### Written exercise
Show every line in the records below that contains the word "name".

### Record list
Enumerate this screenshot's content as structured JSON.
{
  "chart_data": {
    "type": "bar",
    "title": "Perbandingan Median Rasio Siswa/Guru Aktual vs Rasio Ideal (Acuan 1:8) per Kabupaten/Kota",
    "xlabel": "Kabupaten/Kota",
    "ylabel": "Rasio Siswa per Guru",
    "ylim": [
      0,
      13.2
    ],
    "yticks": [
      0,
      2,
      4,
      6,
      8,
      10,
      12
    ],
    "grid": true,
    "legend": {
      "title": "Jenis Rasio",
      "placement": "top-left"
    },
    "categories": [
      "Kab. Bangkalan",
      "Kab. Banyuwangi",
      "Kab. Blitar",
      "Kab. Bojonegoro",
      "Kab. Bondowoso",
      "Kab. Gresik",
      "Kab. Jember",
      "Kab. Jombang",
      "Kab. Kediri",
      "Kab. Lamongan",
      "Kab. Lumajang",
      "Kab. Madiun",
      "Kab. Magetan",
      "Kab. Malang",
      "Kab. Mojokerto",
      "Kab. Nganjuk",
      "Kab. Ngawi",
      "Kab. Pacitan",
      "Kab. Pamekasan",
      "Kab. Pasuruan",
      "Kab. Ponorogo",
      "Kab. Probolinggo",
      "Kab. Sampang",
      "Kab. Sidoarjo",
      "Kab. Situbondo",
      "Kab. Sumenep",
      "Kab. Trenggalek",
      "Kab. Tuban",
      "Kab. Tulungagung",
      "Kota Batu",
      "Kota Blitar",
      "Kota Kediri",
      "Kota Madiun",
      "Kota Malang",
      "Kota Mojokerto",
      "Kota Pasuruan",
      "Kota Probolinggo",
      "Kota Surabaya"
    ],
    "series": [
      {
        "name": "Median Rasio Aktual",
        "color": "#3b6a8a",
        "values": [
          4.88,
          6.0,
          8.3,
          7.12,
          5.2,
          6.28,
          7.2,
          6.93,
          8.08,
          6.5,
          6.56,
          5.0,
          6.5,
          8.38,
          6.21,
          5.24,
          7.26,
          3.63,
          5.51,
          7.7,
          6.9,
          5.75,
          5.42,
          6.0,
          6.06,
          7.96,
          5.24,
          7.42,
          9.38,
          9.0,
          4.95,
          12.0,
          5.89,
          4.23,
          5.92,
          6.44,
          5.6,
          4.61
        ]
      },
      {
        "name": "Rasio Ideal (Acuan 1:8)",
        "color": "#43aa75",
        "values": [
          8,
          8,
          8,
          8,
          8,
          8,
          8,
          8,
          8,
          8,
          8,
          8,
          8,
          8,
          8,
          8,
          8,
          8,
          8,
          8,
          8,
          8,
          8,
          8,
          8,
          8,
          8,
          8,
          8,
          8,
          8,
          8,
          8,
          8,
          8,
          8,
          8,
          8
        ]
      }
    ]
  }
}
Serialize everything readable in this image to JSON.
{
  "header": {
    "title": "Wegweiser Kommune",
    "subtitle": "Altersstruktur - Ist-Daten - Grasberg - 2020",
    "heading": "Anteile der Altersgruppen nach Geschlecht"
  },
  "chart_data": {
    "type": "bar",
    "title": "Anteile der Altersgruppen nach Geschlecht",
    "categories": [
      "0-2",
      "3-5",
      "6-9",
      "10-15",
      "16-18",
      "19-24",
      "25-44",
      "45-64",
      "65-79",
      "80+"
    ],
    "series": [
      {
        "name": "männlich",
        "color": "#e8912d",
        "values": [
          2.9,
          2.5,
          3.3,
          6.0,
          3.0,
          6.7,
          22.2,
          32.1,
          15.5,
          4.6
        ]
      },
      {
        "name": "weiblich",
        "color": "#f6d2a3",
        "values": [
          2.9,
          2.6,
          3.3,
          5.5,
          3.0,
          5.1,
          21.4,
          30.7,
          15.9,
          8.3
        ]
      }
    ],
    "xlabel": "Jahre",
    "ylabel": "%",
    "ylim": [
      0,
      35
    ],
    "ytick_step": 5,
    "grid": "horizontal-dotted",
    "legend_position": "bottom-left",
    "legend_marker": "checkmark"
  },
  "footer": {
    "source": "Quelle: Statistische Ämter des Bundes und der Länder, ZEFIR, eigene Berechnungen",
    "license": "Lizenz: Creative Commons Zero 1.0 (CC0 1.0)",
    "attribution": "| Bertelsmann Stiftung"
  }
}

### The response
        "name": "Median Rasio Aktual",
        "name": "Rasio Ideal (Acuan 1:8)",
        "name": "männlich",
        "name": "weiblich",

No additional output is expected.